WHAT IS EXPECTED »
Find every line in the records below that holds the word "Ocean", and copy each one.

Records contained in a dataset
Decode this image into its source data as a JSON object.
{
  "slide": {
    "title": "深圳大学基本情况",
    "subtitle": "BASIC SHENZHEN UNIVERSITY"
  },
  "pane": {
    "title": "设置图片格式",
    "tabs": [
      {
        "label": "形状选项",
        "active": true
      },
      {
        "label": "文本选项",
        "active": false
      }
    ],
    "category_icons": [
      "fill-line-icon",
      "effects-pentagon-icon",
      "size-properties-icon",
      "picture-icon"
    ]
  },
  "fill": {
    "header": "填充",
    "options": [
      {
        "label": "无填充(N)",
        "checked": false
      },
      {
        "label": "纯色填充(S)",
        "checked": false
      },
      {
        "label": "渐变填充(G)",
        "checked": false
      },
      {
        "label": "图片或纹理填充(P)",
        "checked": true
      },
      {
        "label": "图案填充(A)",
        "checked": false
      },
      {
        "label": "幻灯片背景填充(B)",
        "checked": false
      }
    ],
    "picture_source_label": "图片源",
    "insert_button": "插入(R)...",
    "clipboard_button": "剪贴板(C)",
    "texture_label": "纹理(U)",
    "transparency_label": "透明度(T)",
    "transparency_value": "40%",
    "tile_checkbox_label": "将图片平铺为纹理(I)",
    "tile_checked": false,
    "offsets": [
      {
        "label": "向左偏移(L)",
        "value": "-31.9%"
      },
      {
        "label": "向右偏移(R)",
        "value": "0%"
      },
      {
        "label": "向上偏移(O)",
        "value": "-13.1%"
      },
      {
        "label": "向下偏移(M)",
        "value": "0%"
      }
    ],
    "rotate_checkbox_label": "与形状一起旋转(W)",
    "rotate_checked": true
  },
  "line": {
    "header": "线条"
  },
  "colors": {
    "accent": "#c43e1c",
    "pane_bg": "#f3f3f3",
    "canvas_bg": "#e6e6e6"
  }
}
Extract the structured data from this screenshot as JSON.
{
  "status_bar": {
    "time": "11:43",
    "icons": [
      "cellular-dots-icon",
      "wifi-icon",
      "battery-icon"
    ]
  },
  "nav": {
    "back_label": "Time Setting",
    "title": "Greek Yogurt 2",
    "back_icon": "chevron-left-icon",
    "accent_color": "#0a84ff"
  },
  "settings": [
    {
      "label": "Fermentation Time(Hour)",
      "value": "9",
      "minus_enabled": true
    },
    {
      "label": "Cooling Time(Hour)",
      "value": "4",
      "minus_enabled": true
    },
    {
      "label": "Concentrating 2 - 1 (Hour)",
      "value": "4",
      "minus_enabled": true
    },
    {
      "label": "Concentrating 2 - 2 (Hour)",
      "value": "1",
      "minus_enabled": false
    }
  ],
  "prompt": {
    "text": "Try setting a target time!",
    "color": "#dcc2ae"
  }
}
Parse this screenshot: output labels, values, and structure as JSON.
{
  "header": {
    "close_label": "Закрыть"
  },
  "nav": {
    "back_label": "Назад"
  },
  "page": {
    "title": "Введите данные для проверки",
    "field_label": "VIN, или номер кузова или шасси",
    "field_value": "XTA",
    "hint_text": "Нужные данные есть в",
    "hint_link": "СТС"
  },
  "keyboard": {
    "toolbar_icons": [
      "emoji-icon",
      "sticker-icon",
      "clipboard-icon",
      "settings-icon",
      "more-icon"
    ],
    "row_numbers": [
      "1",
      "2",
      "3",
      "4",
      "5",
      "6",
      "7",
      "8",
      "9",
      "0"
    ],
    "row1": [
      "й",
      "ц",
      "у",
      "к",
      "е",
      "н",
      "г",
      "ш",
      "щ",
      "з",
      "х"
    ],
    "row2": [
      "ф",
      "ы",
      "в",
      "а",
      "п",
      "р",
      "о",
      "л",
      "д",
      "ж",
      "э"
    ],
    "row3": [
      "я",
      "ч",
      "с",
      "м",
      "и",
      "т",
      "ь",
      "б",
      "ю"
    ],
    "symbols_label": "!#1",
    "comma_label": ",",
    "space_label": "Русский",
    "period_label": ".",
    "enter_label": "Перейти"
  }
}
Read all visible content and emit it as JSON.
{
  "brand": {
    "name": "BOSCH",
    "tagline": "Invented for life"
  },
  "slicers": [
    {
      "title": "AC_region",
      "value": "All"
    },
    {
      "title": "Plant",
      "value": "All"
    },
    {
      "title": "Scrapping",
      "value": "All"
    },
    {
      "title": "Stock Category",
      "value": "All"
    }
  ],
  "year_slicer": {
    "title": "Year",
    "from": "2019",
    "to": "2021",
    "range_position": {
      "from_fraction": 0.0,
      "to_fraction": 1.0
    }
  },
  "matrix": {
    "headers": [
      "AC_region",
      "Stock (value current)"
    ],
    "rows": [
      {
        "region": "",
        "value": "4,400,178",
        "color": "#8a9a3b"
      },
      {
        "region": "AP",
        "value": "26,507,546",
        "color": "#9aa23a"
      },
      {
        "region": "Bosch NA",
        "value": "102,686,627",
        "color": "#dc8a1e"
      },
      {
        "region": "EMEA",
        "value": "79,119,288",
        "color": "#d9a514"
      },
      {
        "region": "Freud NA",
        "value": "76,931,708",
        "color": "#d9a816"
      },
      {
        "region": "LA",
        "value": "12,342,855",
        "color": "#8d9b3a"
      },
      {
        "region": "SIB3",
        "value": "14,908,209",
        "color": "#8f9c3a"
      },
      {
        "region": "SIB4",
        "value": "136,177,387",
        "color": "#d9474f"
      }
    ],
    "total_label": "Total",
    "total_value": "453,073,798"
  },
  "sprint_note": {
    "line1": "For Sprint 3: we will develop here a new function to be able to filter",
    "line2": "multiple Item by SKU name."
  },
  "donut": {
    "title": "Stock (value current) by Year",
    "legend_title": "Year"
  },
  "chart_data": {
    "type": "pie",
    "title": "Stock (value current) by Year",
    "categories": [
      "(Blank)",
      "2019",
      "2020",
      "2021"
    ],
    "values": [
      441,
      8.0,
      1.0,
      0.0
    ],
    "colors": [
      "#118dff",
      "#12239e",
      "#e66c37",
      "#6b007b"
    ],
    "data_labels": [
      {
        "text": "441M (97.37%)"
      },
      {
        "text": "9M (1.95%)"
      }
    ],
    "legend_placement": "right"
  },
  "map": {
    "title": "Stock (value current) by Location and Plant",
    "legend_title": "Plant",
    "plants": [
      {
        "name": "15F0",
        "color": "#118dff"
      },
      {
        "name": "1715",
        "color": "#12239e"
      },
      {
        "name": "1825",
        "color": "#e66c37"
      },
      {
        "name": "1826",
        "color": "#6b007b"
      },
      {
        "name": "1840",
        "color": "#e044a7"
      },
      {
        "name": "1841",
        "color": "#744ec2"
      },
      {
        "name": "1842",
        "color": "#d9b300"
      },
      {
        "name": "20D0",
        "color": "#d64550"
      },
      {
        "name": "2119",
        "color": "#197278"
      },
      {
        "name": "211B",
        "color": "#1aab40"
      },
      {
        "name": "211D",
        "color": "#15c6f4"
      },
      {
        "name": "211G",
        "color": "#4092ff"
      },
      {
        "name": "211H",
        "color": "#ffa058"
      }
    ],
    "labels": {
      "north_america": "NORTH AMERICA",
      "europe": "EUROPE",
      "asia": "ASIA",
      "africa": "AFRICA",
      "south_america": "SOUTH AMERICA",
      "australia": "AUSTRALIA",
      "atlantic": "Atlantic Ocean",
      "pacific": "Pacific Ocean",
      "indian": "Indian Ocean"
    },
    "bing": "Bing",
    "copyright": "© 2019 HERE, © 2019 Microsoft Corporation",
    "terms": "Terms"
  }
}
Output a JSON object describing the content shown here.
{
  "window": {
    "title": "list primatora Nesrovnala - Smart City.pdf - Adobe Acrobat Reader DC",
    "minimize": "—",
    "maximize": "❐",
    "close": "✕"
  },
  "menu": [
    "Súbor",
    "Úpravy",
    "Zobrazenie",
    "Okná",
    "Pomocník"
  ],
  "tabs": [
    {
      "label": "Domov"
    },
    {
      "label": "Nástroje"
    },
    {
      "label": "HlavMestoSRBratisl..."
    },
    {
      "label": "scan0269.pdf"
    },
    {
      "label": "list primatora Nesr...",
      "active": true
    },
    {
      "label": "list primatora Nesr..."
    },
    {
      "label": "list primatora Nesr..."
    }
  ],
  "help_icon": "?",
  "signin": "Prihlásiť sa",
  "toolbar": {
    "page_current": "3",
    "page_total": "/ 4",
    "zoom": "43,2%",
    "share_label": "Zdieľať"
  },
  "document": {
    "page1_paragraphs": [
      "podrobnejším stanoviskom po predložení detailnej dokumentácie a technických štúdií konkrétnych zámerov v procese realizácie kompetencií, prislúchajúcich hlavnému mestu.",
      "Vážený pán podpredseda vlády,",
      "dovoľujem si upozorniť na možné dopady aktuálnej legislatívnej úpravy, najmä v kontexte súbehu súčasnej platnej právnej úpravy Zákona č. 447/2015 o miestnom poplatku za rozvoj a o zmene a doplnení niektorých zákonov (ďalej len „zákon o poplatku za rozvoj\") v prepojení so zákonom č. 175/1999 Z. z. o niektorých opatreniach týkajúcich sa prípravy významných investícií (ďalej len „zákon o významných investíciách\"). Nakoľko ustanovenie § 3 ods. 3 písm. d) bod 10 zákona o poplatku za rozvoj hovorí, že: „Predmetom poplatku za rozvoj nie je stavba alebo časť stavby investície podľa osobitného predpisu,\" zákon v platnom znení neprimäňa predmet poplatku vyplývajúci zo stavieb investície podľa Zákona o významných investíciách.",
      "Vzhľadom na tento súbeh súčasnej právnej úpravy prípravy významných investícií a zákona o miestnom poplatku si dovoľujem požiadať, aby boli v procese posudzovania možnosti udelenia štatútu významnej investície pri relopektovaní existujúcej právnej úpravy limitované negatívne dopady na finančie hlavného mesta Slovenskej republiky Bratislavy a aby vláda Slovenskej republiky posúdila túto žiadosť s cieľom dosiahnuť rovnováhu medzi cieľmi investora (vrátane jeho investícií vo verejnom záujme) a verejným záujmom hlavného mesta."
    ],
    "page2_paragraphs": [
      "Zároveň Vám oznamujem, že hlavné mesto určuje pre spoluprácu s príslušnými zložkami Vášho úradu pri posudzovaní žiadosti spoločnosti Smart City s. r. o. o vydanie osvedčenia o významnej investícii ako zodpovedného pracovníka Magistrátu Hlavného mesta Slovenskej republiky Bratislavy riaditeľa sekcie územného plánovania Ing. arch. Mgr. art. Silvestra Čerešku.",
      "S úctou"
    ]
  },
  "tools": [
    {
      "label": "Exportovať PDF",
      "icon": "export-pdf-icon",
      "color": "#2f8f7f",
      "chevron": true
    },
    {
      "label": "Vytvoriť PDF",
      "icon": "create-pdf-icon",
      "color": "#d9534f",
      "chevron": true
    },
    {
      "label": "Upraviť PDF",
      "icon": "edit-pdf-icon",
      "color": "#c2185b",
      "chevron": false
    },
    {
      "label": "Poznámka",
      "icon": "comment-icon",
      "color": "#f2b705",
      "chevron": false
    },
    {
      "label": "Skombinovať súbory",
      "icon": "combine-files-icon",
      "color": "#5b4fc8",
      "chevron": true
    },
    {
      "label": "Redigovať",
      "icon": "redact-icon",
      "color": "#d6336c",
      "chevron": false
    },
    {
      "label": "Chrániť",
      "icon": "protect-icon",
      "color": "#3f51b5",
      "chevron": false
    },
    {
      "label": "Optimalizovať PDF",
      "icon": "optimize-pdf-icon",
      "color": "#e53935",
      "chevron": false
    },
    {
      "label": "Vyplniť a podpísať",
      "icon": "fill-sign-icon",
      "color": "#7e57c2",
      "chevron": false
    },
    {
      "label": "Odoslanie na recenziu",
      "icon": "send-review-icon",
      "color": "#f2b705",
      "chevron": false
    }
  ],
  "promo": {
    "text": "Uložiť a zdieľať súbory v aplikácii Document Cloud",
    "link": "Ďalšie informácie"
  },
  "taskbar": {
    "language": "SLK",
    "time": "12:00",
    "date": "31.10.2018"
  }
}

SOLVED EXERCISE »
      "atlantic": "Atlantic Ocean",
      "pacific": "Pacific Ocean",
      "indian": "Indian Ocean"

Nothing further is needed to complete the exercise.